What is being asked - Set down each line of the material that follows, exactly, with no pictures.

[Extracted data entries]

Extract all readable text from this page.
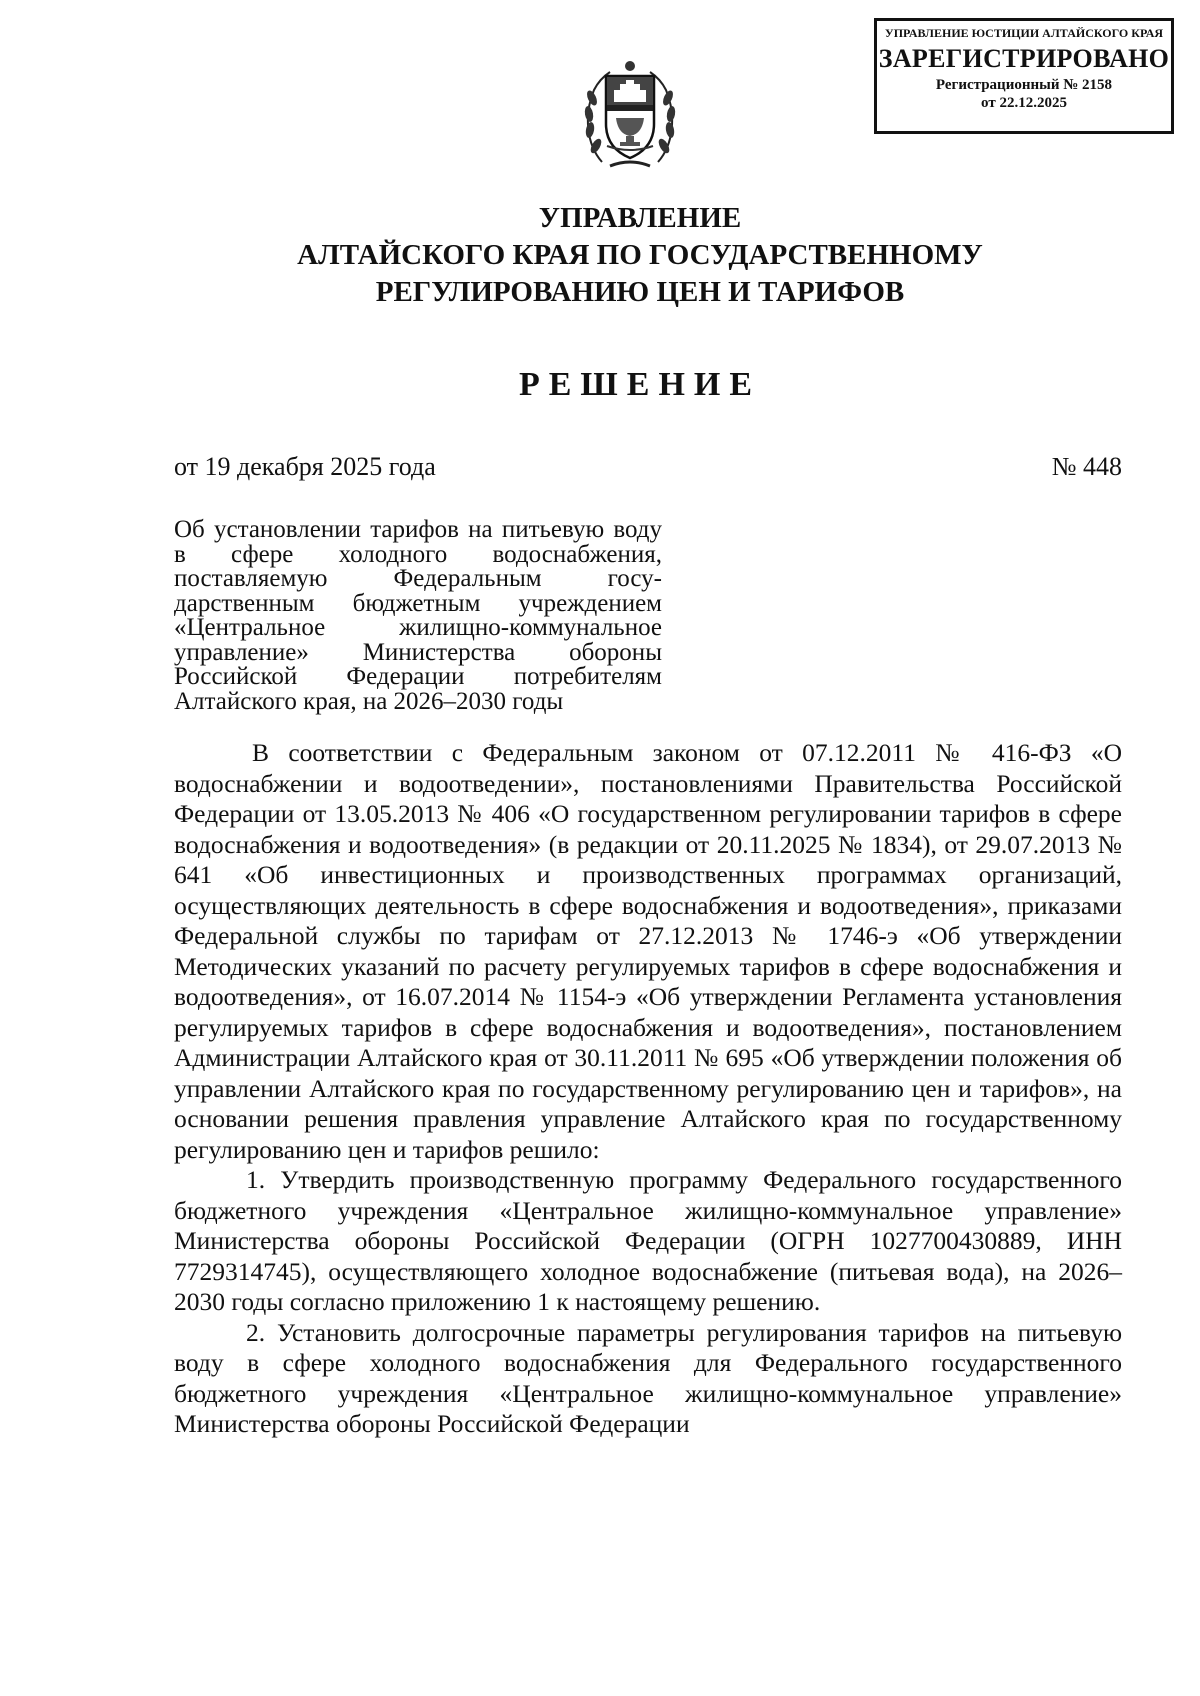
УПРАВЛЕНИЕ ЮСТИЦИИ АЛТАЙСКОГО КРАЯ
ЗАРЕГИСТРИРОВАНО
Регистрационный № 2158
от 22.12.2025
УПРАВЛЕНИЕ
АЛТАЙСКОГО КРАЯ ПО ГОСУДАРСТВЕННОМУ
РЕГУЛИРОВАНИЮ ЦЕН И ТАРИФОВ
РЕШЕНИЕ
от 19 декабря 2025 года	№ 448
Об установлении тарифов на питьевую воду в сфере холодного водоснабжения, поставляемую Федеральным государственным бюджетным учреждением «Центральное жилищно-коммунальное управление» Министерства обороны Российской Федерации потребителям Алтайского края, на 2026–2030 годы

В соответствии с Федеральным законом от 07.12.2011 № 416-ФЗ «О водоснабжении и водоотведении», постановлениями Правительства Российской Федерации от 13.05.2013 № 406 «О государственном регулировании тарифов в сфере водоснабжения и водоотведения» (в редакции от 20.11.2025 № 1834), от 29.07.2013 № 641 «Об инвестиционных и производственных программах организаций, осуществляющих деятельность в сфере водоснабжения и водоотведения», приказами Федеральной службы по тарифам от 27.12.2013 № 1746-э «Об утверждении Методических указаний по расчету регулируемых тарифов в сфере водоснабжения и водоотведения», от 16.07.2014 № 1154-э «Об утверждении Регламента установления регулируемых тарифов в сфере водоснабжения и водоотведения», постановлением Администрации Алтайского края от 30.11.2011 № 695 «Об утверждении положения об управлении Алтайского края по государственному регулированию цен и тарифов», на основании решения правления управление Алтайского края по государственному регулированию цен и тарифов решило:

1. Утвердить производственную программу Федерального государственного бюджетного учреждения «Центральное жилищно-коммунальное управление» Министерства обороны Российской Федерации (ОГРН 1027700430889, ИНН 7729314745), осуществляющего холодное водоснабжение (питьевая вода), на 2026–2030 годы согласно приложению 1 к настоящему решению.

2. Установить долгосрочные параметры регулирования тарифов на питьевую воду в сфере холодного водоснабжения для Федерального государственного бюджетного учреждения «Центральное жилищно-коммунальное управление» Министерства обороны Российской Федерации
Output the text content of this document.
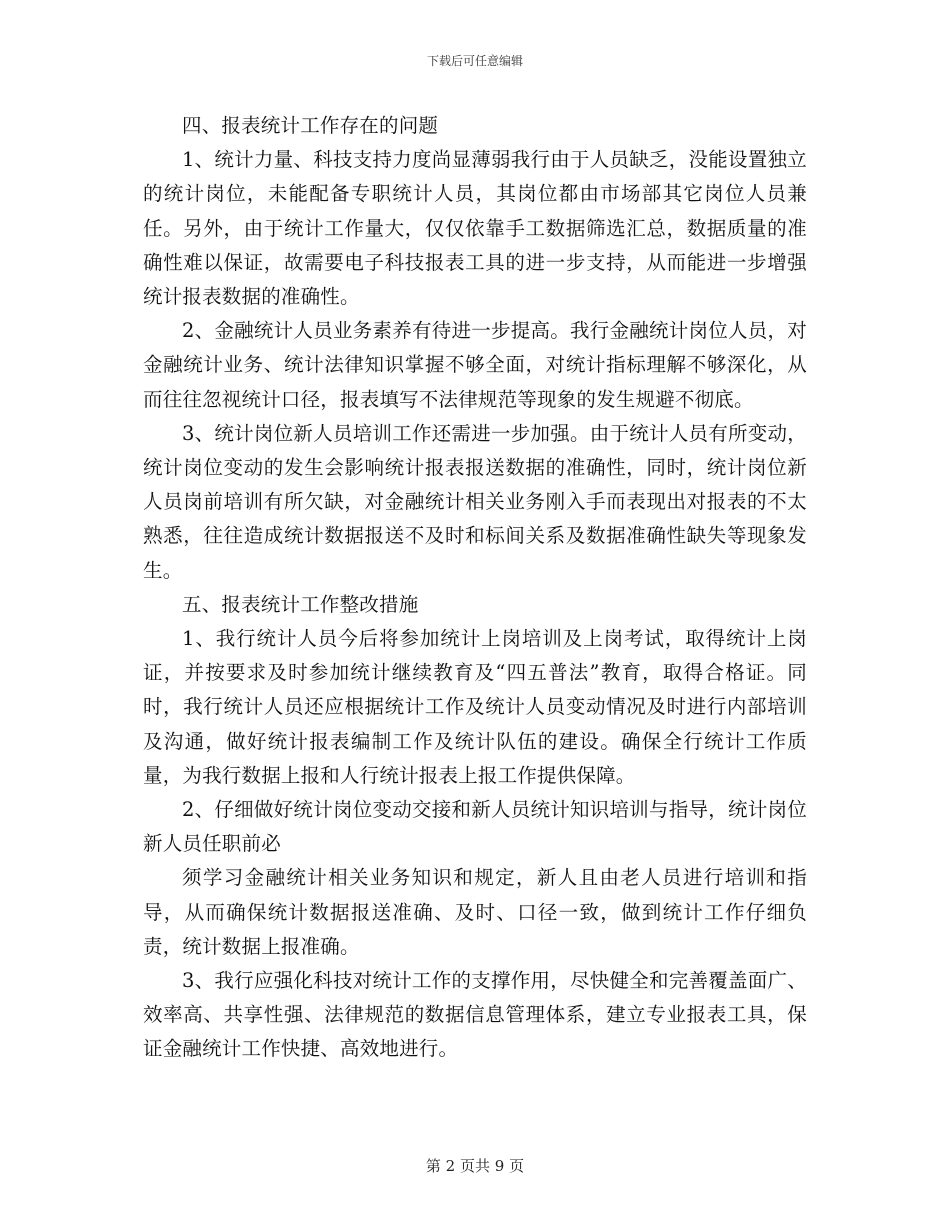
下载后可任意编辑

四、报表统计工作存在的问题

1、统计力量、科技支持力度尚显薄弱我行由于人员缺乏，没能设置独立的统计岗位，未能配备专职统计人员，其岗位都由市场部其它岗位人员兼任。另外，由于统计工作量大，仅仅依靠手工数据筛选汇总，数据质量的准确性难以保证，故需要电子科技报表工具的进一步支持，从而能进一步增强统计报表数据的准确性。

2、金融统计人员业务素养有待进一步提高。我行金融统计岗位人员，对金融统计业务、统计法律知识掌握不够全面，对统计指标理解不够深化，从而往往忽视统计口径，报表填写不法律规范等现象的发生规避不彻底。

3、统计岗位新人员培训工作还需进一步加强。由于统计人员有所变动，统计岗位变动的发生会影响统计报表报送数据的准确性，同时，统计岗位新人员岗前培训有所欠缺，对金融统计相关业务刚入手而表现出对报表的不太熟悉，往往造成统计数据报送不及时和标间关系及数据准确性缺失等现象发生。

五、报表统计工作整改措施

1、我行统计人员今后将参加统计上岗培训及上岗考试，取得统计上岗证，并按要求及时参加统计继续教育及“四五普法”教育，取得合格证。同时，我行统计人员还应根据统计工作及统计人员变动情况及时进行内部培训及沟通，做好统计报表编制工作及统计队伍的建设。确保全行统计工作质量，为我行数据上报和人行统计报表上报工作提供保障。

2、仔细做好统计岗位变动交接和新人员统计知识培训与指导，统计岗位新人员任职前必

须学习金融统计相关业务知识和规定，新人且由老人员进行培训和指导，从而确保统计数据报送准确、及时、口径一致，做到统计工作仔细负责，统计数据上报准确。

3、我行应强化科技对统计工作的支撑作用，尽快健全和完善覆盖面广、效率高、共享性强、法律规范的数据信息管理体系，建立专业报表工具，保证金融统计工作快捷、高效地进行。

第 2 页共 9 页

Solution -
Extract all readable text from this page.
УПРАВЛЕНИЕ ЮСТИЦИИ АЛТАЙСКОГО КРАЯ
ЗАРЕГИСТРИРОВАНО
Регистрационный № 2158
от 22.12.2025
УПРАВЛЕНИЕ
АЛТАЙСКОГО КРАЯ ПО ГОСУДАРСТВЕННОМУ
РЕГУЛИРОВАНИЮ ЦЕН И ТАРИФОВ
РЕШЕНИЕ
от 19 декабря 2025 года	№ 448
Об установлении тарифов на питьевую воду в сфере холодного водоснабжения, поставляемую Федеральным государственным бюджетным учреждением «Центральное жилищно-коммунальное управление» Министерства обороны Российской Федерации потребителям Алтайского края, на 2026–2030 годы

В соответствии с Федеральным законом от 07.12.2011 № 416-ФЗ «О водоснабжении и водоотведении», постановлениями Правительства Российской Федерации от 13.05.2013 № 406 «О государственном регулировании тарифов в сфере водоснабжения и водоотведения» (в редакции от 20.11.2025 № 1834), от 29.07.2013 № 641 «Об инвестиционных и производственных программах организаций, осуществляющих деятельность в сфере водоснабжения и водоотведения», приказами Федеральной службы по тарифам от 27.12.2013 № 1746-э «Об утверждении Методических указаний по расчету регулируемых тарифов в сфере водоснабжения и водоотведения», от 16.07.2014 № 1154-э «Об утверждении Регламента установления регулируемых тарифов в сфере водоснабжения и водоотведения», постановлением Администрации Алтайского края от 30.11.2011 № 695 «Об утверждении положения об управлении Алтайского края по государственному регулированию цен и тарифов», на основании решения правления управление Алтайского края по государственному регулированию цен и тарифов решило:

1. Утвердить производственную программу Федерального государственного бюджетного учреждения «Центральное жилищно-коммунальное управление» Министерства обороны Российской Федерации (ОГРН 1027700430889, ИНН 7729314745), осуществляющего холодное водоснабжение (питьевая вода), на 2026–2030 годы согласно приложению 1 к настоящему решению.

2. Установить долгосрочные параметры регулирования тарифов на питьевую воду в сфере холодного водоснабжения для Федерального государственного бюджетного учреждения «Центральное жилищно-коммунальное управление» Министерства обороны Российской Федерации
Output the text content of this document.
下载后可任意编辑

四、报表统计工作存在的问题

1、统计力量、科技支持力度尚显薄弱我行由于人员缺乏，没能设置独立的统计岗位，未能配备专职统计人员，其岗位都由市场部其它岗位人员兼任。另外，由于统计工作量大，仅仅依靠手工数据筛选汇总，数据质量的准确性难以保证，故需要电子科技报表工具的进一步支持，从而能进一步增强统计报表数据的准确性。

2、金融统计人员业务素养有待进一步提高。我行金融统计岗位人员，对金融统计业务、统计法律知识掌握不够全面，对统计指标理解不够深化，从而往往忽视统计口径，报表填写不法律规范等现象的发生规避不彻底。

3、统计岗位新人员培训工作还需进一步加强。由于统计人员有所变动，统计岗位变动的发生会影响统计报表报送数据的准确性，同时，统计岗位新人员岗前培训有所欠缺，对金融统计相关业务刚入手而表现出对报表的不太熟悉，往往造成统计数据报送不及时和标间关系及数据准确性缺失等现象发生。

五、报表统计工作整改措施

1、我行统计人员今后将参加统计上岗培训及上岗考试，取得统计上岗证，并按要求及时参加统计继续教育及“四五普法”教育，取得合格证。同时，我行统计人员还应根据统计工作及统计人员变动情况及时进行内部培训及沟通，做好统计报表编制工作及统计队伍的建设。确保全行统计工作质量，为我行数据上报和人行统计报表上报工作提供保障。

2、仔细做好统计岗位变动交接和新人员统计知识培训与指导，统计岗位新人员任职前必

须学习金融统计相关业务知识和规定，新人且由老人员进行培训和指导，从而确保统计数据报送准确、及时、口径一致，做到统计工作仔细负责，统计数据上报准确。

3、我行应强化科技对统计工作的支撑作用，尽快健全和完善覆盖面广、效率高、共享性强、法律规范的数据信息管理体系，建立专业报表工具，保证金融统计工作快捷、高效地进行。

第 2 页共 9 页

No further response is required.